**TO BE DONE:** Below are some records; repeat them all exactly, minus the pictures.
#### MATERIALS PROVIDED
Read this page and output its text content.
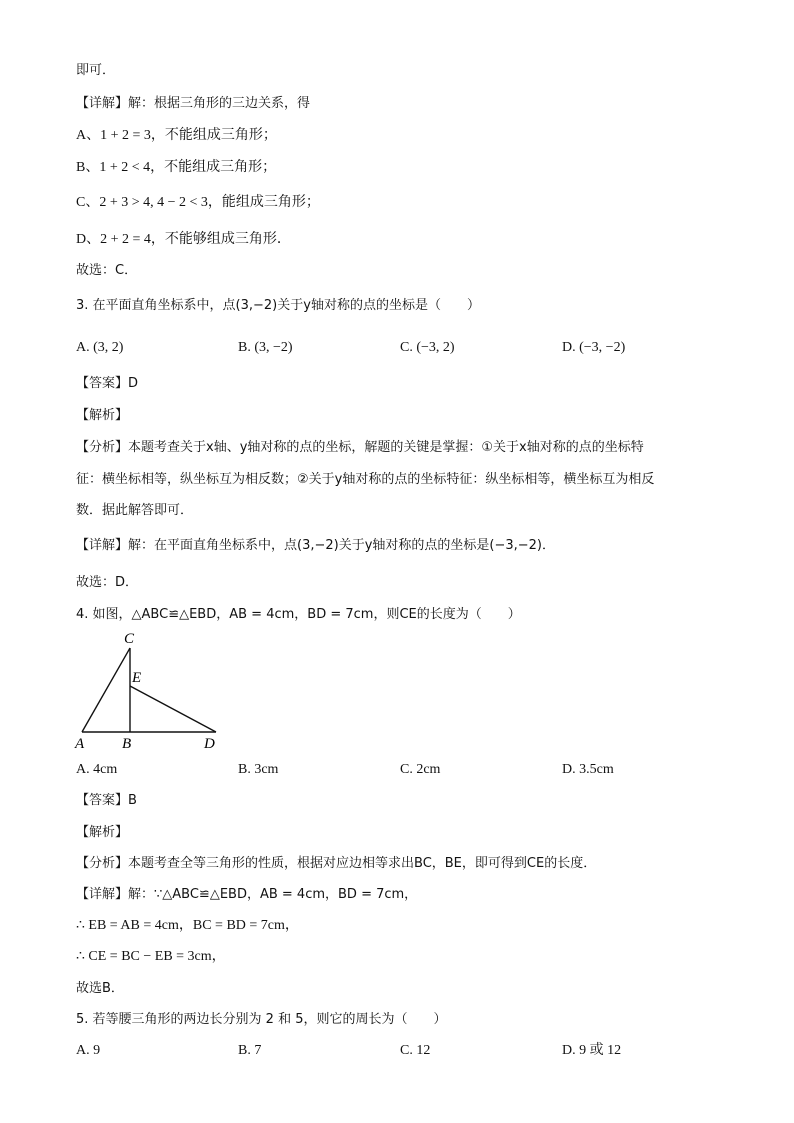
即可．
【详解】解：根据三角形的三边关系，得
A、1 + 2 = 3，不能组成三角形；
B、1 + 2 < 4，不能组成三角形；
C、2 + 3 > 4, 4 − 2 < 3，能组成三角形；
D、2 + 2 = 4，不能够组成三角形．
故选：C．
3. 在平面直角坐标系中，点(3,−2)关于y轴对称的点的坐标是（　　）
A. (3, 2)	B. (3, −2)	C. (−3, 2)	D. (−3, −2)
【答案】D
【解析】
【分析】本题考查关于x轴、y轴对称的点的坐标，解题的关键是掌握：①关于x轴对称的点的坐标特
征：横坐标相等，纵坐标互为相反数；②关于y轴对称的点的坐标特征：纵坐标相等，横坐标互为相反
数．据此解答即可．
【详解】解：在平面直角坐标系中，点(3,−2)关于y轴对称的点的坐标是(−3,−2)．
故选：D．
4. 如图，△ABC≌△EBD，AB = 4cm，BD = 7cm，则CE的长度为（　　）
C
E
A	B	D
A. 4cm	B. 3cm	C. 2cm	D. 3.5cm
【答案】B
【解析】
【分析】本题考查全等三角形的性质，根据对应边相等求出BC，BE，即可得到CE的长度．
【详解】解：∵△ABC≌△EBD，AB = 4cm，BD = 7cm，
∴ EB = AB = 4cm，BC = BD = 7cm，
∴ CE = BC − EB = 3cm，
故选B．
5. 若等腰三角形的两边长分别为 2 和 5，则它的周长为（　　）
A. 9	B. 7	C. 12	D. 9 或 12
########
**EXPECTED ANSWER:**
Read this page and output its text content.
即可．
【详解】解：根据三角形的三边关系，得
A、1 + 2 = 3，不能组成三角形；
B、1 + 2 < 4，不能组成三角形；
C、2 + 3 > 4, 4 − 2 < 3，能组成三角形；
D、2 + 2 = 4，不能够组成三角形．
故选：C．
3. 在平面直角坐标系中，点(3,−2)关于y轴对称的点的坐标是（　　）
A. (3, 2)	B. (3, −2)	C. (−3, 2)	D. (−3, −2)
【答案】D
【解析】
【分析】本题考查关于x轴、y轴对称的点的坐标，解题的关键是掌握：①关于x轴对称的点的坐标特
征：横坐标相等，纵坐标互为相反数；②关于y轴对称的点的坐标特征：纵坐标相等，横坐标互为相反
数．据此解答即可．
【详解】解：在平面直角坐标系中，点(3,−2)关于y轴对称的点的坐标是(−3,−2)．
故选：D．
4. 如图，△ABC≌△EBD，AB = 4cm，BD = 7cm，则CE的长度为（　　）
C
E
A	B	D
A. 4cm	B. 3cm	C. 2cm	D. 3.5cm
【答案】B
【解析】
【分析】本题考查全等三角形的性质，根据对应边相等求出BC，BE，即可得到CE的长度．
【详解】解：∵△ABC≌△EBD，AB = 4cm，BD = 7cm，
∴ EB = AB = 4cm，BC = BD = 7cm，
∴ CE = BC − EB = 3cm，
故选B．
5. 若等腰三角形的两边长分别为 2 和 5，则它的周长为（　　）
A. 9	B. 7	C. 12	D. 9 或 12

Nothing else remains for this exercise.